Saved entries

____

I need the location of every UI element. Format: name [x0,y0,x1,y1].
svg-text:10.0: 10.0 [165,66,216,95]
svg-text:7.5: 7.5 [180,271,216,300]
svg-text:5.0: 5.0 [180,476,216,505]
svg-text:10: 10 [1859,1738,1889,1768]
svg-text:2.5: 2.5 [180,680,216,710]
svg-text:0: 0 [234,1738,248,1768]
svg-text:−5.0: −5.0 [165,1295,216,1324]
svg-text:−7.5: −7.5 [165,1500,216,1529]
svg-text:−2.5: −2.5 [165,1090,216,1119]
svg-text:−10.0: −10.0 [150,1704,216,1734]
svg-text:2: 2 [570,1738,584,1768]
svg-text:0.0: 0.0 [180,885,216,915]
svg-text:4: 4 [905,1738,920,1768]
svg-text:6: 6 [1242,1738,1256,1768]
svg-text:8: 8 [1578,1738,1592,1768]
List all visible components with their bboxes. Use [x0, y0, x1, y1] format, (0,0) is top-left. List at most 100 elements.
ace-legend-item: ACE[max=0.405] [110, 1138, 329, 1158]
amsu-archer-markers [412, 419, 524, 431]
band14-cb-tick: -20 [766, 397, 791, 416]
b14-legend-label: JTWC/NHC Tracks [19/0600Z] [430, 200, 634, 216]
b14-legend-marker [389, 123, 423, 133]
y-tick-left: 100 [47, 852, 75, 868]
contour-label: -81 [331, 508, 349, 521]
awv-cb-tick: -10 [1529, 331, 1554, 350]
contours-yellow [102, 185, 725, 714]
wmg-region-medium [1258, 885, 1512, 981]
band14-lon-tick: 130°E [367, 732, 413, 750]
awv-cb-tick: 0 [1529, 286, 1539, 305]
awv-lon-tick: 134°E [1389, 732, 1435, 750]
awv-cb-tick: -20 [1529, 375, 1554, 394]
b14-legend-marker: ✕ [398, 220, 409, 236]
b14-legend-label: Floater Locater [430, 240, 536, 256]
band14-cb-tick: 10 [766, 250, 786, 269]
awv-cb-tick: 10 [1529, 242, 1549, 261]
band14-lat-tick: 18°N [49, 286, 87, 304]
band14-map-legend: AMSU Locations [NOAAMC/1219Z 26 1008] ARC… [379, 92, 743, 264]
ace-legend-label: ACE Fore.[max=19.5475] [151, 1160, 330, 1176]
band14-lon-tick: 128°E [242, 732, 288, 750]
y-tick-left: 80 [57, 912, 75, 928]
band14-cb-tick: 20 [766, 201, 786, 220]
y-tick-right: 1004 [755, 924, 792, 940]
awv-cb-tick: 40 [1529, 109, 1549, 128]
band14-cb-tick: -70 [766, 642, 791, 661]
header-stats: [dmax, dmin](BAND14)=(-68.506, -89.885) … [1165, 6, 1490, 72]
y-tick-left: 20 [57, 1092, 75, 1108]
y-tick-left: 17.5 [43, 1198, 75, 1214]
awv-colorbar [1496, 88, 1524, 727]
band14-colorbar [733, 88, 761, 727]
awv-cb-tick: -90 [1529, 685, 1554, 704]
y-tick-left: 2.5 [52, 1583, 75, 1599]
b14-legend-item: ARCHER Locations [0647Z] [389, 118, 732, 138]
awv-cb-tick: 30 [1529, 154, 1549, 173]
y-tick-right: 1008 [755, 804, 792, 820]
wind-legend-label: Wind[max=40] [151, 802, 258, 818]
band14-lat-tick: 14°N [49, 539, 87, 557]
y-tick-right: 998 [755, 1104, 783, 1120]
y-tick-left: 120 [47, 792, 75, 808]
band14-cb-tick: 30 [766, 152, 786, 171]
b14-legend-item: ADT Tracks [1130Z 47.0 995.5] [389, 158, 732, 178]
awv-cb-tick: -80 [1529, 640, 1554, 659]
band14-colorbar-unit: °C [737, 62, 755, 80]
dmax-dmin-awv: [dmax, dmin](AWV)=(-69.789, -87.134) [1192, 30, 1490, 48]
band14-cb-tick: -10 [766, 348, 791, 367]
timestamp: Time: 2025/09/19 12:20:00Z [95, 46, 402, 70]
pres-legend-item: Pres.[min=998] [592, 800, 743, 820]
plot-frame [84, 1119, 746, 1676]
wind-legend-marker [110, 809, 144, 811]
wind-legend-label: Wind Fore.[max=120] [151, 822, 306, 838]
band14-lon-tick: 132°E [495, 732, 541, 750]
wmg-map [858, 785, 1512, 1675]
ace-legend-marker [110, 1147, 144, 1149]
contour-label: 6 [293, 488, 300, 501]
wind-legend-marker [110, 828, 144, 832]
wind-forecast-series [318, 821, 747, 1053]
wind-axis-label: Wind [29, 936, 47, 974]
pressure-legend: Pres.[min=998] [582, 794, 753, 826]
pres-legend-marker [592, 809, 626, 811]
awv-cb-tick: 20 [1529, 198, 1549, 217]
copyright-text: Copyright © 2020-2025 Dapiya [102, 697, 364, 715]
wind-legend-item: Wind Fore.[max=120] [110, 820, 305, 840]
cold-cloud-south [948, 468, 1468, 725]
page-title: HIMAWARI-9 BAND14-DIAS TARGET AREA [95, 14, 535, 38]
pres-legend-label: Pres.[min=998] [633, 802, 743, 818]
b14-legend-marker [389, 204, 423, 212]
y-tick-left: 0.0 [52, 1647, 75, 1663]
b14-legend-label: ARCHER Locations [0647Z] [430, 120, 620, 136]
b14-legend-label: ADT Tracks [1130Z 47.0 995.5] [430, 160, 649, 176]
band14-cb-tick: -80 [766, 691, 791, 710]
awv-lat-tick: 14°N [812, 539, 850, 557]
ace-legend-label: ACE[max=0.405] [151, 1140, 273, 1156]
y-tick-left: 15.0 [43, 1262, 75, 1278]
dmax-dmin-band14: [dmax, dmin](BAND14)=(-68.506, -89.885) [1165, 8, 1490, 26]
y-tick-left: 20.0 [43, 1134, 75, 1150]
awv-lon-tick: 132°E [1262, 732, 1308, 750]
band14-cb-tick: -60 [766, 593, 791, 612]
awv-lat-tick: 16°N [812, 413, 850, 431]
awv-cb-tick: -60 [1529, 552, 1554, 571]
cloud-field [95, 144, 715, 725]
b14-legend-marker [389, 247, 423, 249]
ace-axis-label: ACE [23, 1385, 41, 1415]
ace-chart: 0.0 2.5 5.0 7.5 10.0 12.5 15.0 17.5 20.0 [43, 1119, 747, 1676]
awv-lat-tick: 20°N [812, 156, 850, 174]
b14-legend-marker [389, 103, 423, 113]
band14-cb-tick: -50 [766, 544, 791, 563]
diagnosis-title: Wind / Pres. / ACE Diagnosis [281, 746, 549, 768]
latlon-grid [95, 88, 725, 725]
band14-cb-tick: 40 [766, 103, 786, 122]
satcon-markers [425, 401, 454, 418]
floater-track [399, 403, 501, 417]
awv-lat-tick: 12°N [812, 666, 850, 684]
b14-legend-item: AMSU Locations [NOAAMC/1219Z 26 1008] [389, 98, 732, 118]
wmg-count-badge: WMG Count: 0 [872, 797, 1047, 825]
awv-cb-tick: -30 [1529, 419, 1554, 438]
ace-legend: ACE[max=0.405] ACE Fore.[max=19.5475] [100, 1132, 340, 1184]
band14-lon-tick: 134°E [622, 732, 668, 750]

____

▸ **Your objective**
Please repeat each of the saved entries above, copying every line with no changes.

▸ **Response to the exercise**
I need the location of every UI element. Format: name [x0,y0,x1,y1].
svg-text:10.0: 10.0 [165,66,216,95]
svg-text:7.5: 7.5 [180,271,216,300]
svg-text:5.0: 5.0 [180,476,216,505]
svg-text:10: 10 [1859,1738,1889,1768]
svg-text:2.5: 2.5 [180,680,216,710]
svg-text:0: 0 [234,1738,248,1768]
svg-text:−5.0: −5.0 [165,1295,216,1324]
svg-text:−7.5: −7.5 [165,1500,216,1529]
svg-text:−2.5: −2.5 [165,1090,216,1119]
svg-text:−10.0: −10.0 [150,1704,216,1734]
svg-text:2: 2 [570,1738,584,1768]
svg-text:0.0: 0.0 [180,885,216,915]
svg-text:4: 4 [905,1738,920,1768]
svg-text:6: 6 [1242,1738,1256,1768]
svg-text:8: 8 [1578,1738,1592,1768]
List all visible components with their bboxes. Use [x0, y0, x1, y1] format, (0,0) is top-left. List at most 100 elements.
ace-legend-item: ACE[max=0.405] [110, 1138, 329, 1158]
amsu-archer-markers [412, 419, 524, 431]
band14-cb-tick: -20 [766, 397, 791, 416]
b14-legend-label: JTWC/NHC Tracks [19/0600Z] [430, 200, 634, 216]
b14-legend-marker [389, 123, 423, 133]
y-tick-left: 100 [47, 852, 75, 868]
contour-label: -81 [331, 508, 349, 521]
awv-cb-tick: -10 [1529, 331, 1554, 350]
contours-yellow [102, 185, 725, 714]
wmg-region-medium [1258, 885, 1512, 981]
band14-lon-tick: 130°E [367, 732, 413, 750]
awv-cb-tick: 0 [1529, 286, 1539, 305]
awv-lon-tick: 134°E [1389, 732, 1435, 750]
awv-cb-tick: -20 [1529, 375, 1554, 394]
b14-legend-marker: ✕ [398, 220, 409, 236]
b14-legend-label: Floater Locater [430, 240, 536, 256]
band14-cb-tick: 10 [766, 250, 786, 269]
awv-cb-tick: 10 [1529, 242, 1549, 261]
band14-lat-tick: 18°N [49, 286, 87, 304]
band14-map-legend: AMSU Locations [NOAAMC/1219Z 26 1008] ARC… [379, 92, 743, 264]
ace-legend-label: ACE Fore.[max=19.5475] [151, 1160, 330, 1176]
band14-lon-tick: 128°E [242, 732, 288, 750]
y-tick-left: 80 [57, 912, 75, 928]
band14-cb-tick: 20 [766, 201, 786, 220]
y-tick-right: 1004 [755, 924, 792, 940]
awv-cb-tick: 40 [1529, 109, 1549, 128]
band14-cb-tick: -70 [766, 642, 791, 661]
header-stats: [dmax, dmin](BAND14)=(-68.506, -89.885) … [1165, 6, 1490, 72]
y-tick-left: 20 [57, 1092, 75, 1108]
y-tick-left: 17.5 [43, 1198, 75, 1214]
awv-colorbar [1496, 88, 1524, 727]
band14-colorbar [733, 88, 761, 727]
awv-cb-tick: -90 [1529, 685, 1554, 704]
y-tick-left: 2.5 [52, 1583, 75, 1599]
b14-legend-item: ARCHER Locations [0647Z] [389, 118, 732, 138]
awv-cb-tick: 30 [1529, 154, 1549, 173]
y-tick-right: 1008 [755, 804, 792, 820]
wind-legend-label: Wind[max=40] [151, 802, 258, 818]
band14-lat-tick: 14°N [49, 539, 87, 557]
y-tick-right: 998 [755, 1104, 783, 1120]
y-tick-left: 120 [47, 792, 75, 808]
band14-cb-tick: 30 [766, 152, 786, 171]
b14-legend-item: ADT Tracks [1130Z 47.0 995.5] [389, 158, 732, 178]
awv-cb-tick: -80 [1529, 640, 1554, 659]
band14-colorbar-unit: °C [737, 62, 755, 80]
dmax-dmin-awv: [dmax, dmin](AWV)=(-69.789, -87.134) [1192, 30, 1490, 48]
band14-cb-tick: -10 [766, 348, 791, 367]
timestamp: Time: 2025/09/19 12:20:00Z [95, 46, 402, 70]
pres-legend-item: Pres.[min=998] [592, 800, 743, 820]
plot-frame [84, 1119, 746, 1676]
wind-legend-marker [110, 809, 144, 811]
wind-legend-label: Wind Fore.[max=120] [151, 822, 306, 838]
band14-lon-tick: 132°E [495, 732, 541, 750]
wmg-map [858, 785, 1512, 1675]
ace-legend-marker [110, 1147, 144, 1149]
contour-label: 6 [293, 488, 300, 501]
wind-legend-marker [110, 828, 144, 832]
wind-forecast-series [318, 821, 747, 1053]
wind-axis-label: Wind [29, 936, 47, 974]
pressure-legend: Pres.[min=998] [582, 794, 753, 826]
pres-legend-marker [592, 809, 626, 811]
awv-cb-tick: 20 [1529, 198, 1549, 217]
copyright-text: Copyright © 2020-2025 Dapiya [102, 697, 364, 715]
wind-legend-item: Wind Fore.[max=120] [110, 820, 305, 840]
cold-cloud-south [948, 468, 1468, 725]
page-title: HIMAWARI-9 BAND14-DIAS TARGET AREA [95, 14, 535, 38]
pres-legend-label: Pres.[min=998] [633, 802, 743, 818]
b14-legend-marker [389, 204, 423, 212]
y-tick-left: 0.0 [52, 1647, 75, 1663]
b14-legend-label: ARCHER Locations [0647Z] [430, 120, 620, 136]
b14-legend-label: ADT Tracks [1130Z 47.0 995.5] [430, 160, 649, 176]
band14-cb-tick: -80 [766, 691, 791, 710]
awv-lat-tick: 14°N [812, 539, 850, 557]
ace-legend-label: ACE[max=0.405] [151, 1140, 273, 1156]
y-tick-left: 15.0 [43, 1262, 75, 1278]
dmax-dmin-band14: [dmax, dmin](BAND14)=(-68.506, -89.885) [1165, 8, 1490, 26]
y-tick-left: 20.0 [43, 1134, 75, 1150]
awv-lon-tick: 132°E [1262, 732, 1308, 750]
band14-cb-tick: -60 [766, 593, 791, 612]
awv-lat-tick: 16°N [812, 413, 850, 431]
awv-cb-tick: -60 [1529, 552, 1554, 571]
cloud-field [95, 144, 715, 725]
b14-legend-marker [389, 247, 423, 249]
ace-axis-label: ACE [23, 1385, 41, 1415]
ace-chart: 0.0 2.5 5.0 7.5 10.0 12.5 15.0 17.5 20.0 [43, 1119, 747, 1676]
awv-lat-tick: 20°N [812, 156, 850, 174]
b14-legend-marker [389, 103, 423, 113]
band14-cb-tick: -50 [766, 544, 791, 563]
diagnosis-title: Wind / Pres. / ACE Diagnosis [281, 746, 549, 768]
latlon-grid [95, 88, 725, 725]
band14-cb-tick: 40 [766, 103, 786, 122]
satcon-markers [425, 401, 454, 418]
floater-track [399, 403, 501, 417]
awv-lat-tick: 12°N [812, 666, 850, 684]
b14-legend-item: AMSU Locations [NOAAMC/1219Z 26 1008] [389, 98, 732, 118]
wmg-count-badge: WMG Count: 0 [872, 797, 1047, 825]
awv-cb-tick: -30 [1529, 419, 1554, 438]
ace-legend: ACE[max=0.405] ACE Fore.[max=19.5475] [100, 1132, 340, 1184]
band14-lon-tick: 134°E [622, 732, 668, 750]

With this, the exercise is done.